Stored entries
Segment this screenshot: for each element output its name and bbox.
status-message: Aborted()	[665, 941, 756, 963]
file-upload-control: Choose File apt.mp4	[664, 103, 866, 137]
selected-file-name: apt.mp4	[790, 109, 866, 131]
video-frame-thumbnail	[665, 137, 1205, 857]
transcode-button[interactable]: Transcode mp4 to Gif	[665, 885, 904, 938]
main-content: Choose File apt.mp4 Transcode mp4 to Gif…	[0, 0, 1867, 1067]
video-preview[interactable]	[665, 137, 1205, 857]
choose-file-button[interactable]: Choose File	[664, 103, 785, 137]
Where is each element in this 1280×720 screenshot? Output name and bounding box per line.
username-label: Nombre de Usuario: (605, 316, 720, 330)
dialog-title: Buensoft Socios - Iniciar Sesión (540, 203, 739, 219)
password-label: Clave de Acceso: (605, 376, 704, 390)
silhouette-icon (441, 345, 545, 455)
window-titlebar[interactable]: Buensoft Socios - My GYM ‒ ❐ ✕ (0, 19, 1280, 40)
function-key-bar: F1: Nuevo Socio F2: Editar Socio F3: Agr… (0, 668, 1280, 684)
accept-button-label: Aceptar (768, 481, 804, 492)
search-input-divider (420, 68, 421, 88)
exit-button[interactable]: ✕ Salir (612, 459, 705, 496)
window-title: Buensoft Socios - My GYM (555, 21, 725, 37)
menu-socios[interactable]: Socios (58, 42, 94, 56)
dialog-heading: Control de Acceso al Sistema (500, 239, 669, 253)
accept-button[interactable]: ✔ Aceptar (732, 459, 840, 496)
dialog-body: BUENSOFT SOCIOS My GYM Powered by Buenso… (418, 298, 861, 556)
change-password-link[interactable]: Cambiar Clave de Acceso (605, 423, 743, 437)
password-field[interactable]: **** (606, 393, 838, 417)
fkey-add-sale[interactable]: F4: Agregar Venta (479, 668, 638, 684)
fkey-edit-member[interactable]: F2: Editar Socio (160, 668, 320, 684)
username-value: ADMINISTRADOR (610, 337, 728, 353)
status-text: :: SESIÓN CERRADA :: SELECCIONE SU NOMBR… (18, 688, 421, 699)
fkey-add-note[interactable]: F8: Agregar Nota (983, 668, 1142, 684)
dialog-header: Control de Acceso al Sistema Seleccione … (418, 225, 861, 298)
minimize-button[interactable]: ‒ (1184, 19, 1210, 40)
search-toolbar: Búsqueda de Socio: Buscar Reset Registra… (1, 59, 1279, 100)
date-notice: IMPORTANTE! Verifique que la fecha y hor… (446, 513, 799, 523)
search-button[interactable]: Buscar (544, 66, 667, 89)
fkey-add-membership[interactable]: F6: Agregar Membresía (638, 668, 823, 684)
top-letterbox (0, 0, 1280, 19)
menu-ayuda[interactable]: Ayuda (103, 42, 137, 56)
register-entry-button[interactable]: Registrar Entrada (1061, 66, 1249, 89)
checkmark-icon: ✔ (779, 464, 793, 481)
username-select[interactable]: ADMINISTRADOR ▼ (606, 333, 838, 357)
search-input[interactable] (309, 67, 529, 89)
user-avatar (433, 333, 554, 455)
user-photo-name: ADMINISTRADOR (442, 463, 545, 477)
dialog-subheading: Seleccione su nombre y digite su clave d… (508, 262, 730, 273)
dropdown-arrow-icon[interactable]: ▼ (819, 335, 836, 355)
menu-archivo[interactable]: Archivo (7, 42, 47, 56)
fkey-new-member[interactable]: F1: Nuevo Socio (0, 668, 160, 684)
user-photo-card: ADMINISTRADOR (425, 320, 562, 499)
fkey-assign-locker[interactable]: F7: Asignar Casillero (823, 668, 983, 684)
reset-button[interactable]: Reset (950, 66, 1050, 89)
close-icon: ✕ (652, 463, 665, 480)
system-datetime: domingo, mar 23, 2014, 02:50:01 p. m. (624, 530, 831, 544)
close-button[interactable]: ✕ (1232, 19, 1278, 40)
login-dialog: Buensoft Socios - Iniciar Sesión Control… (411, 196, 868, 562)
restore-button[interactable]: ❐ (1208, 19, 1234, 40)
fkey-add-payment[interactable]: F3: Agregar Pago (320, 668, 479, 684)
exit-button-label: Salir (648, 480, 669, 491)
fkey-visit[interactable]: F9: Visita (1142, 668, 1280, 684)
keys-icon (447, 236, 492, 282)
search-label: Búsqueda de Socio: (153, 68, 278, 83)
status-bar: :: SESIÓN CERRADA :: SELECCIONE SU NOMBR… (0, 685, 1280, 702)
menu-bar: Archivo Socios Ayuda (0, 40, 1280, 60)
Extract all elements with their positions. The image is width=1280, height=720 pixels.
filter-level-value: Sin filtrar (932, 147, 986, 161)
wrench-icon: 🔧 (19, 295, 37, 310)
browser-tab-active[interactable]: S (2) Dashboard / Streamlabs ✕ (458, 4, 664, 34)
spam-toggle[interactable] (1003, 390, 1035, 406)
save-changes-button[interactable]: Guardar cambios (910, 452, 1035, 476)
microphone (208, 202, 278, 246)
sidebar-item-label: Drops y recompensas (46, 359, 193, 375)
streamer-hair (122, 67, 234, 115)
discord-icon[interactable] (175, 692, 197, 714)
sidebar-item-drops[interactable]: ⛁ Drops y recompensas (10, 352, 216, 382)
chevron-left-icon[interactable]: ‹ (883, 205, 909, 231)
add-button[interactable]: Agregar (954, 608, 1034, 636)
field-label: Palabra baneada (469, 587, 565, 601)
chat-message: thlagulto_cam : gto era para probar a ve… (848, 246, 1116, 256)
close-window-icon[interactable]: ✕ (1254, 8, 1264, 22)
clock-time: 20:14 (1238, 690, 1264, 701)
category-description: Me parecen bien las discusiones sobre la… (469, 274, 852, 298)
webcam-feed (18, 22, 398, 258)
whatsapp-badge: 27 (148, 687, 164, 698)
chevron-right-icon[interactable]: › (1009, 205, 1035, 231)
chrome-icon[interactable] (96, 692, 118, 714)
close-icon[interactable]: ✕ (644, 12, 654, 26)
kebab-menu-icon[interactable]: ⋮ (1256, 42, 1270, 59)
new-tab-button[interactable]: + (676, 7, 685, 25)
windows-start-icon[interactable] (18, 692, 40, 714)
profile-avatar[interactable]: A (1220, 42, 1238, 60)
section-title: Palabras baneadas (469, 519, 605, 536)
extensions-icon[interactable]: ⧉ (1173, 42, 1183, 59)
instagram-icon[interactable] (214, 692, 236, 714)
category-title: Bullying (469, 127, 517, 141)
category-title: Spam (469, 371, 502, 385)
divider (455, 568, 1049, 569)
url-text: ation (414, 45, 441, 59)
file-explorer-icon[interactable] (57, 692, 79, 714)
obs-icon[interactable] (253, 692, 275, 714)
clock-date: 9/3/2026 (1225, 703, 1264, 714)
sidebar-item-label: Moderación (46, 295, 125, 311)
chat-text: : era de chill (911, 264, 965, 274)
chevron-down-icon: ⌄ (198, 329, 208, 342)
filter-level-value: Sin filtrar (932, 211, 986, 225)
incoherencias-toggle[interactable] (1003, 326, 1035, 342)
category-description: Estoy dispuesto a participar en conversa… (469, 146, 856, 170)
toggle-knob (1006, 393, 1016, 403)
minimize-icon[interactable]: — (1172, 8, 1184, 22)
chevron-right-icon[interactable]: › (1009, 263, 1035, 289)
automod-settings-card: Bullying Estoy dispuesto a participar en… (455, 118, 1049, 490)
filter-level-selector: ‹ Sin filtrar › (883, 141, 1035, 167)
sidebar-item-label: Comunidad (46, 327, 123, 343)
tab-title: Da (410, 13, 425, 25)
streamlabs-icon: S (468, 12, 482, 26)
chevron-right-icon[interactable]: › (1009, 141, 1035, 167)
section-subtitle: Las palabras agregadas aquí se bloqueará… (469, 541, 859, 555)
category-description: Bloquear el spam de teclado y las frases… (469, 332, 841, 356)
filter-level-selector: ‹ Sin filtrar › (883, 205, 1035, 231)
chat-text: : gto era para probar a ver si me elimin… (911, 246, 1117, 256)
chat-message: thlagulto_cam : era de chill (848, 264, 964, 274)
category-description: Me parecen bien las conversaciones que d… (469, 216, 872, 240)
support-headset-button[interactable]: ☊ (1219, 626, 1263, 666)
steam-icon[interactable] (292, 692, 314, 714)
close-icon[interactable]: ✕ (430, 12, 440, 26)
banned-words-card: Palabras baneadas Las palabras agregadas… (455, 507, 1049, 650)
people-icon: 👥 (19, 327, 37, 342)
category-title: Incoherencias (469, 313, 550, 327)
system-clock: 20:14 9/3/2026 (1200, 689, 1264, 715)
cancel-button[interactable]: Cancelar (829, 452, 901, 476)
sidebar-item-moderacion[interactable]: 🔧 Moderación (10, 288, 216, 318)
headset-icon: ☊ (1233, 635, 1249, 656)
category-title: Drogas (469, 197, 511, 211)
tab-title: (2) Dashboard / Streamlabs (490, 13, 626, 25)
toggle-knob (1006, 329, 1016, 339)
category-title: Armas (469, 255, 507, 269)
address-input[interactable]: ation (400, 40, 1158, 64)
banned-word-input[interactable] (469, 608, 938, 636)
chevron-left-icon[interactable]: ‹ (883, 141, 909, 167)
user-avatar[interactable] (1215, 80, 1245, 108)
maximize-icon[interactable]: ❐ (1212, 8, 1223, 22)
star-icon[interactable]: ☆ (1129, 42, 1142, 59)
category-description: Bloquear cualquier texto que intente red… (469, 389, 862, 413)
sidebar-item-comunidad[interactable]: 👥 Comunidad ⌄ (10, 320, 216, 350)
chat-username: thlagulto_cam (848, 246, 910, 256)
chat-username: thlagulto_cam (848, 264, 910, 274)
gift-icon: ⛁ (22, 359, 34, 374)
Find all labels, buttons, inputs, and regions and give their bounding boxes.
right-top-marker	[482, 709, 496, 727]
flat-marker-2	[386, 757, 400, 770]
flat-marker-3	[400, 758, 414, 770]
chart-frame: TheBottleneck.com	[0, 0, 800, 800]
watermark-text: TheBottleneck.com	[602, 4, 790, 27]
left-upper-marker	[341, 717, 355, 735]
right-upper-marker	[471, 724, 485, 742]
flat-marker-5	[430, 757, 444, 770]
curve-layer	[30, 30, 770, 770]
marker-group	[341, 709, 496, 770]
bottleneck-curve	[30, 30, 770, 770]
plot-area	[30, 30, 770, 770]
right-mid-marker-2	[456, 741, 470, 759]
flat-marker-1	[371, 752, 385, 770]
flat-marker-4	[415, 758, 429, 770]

=== Problem to solve ===
Reproduce the material above without any changes, from its first line down to the line containing "username-value: ADMINISTRADOR (610, 337, 728, 353)", with both ends included.

=== Written answer ===
Segment this screenshot: for each element output its name and bbox.
status-message: Aborted()	[665, 941, 756, 963]
file-upload-control: Choose File apt.mp4	[664, 103, 866, 137]
selected-file-name: apt.mp4	[790, 109, 866, 131]
video-frame-thumbnail	[665, 137, 1205, 857]
transcode-button[interactable]: Transcode mp4 to Gif	[665, 885, 904, 938]
main-content: Choose File apt.mp4 Transcode mp4 to Gif…	[0, 0, 1867, 1067]
video-preview[interactable]	[665, 137, 1205, 857]
choose-file-button[interactable]: Choose File	[664, 103, 785, 137]
Where is each element in this 1280×720 screenshot? Output name and bounding box per line.
username-label: Nombre de Usuario: (605, 316, 720, 330)
dialog-title: Buensoft Socios - Iniciar Sesión (540, 203, 739, 219)
password-label: Clave de Acceso: (605, 376, 704, 390)
silhouette-icon (441, 345, 545, 455)
window-titlebar[interactable]: Buensoft Socios - My GYM ‒ ❐ ✕ (0, 19, 1280, 40)
function-key-bar: F1: Nuevo Socio F2: Editar Socio F3: Agr… (0, 668, 1280, 684)
accept-button-label: Aceptar (768, 481, 804, 492)
search-input-divider (420, 68, 421, 88)
exit-button[interactable]: ✕ Salir (612, 459, 705, 496)
window-title: Buensoft Socios - My GYM (555, 21, 725, 37)
menu-socios[interactable]: Socios (58, 42, 94, 56)
dialog-heading: Control de Acceso al Sistema (500, 239, 669, 253)
accept-button[interactable]: ✔ Aceptar (732, 459, 840, 496)
dialog-body: BUENSOFT SOCIOS My GYM Powered by Buenso… (418, 298, 861, 556)
change-password-link[interactable]: Cambiar Clave de Acceso (605, 423, 743, 437)
password-field[interactable]: **** (606, 393, 838, 417)
fkey-add-sale[interactable]: F4: Agregar Venta (479, 668, 638, 684)
fkey-edit-member[interactable]: F2: Editar Socio (160, 668, 320, 684)
username-value: ADMINISTRADOR (610, 337, 728, 353)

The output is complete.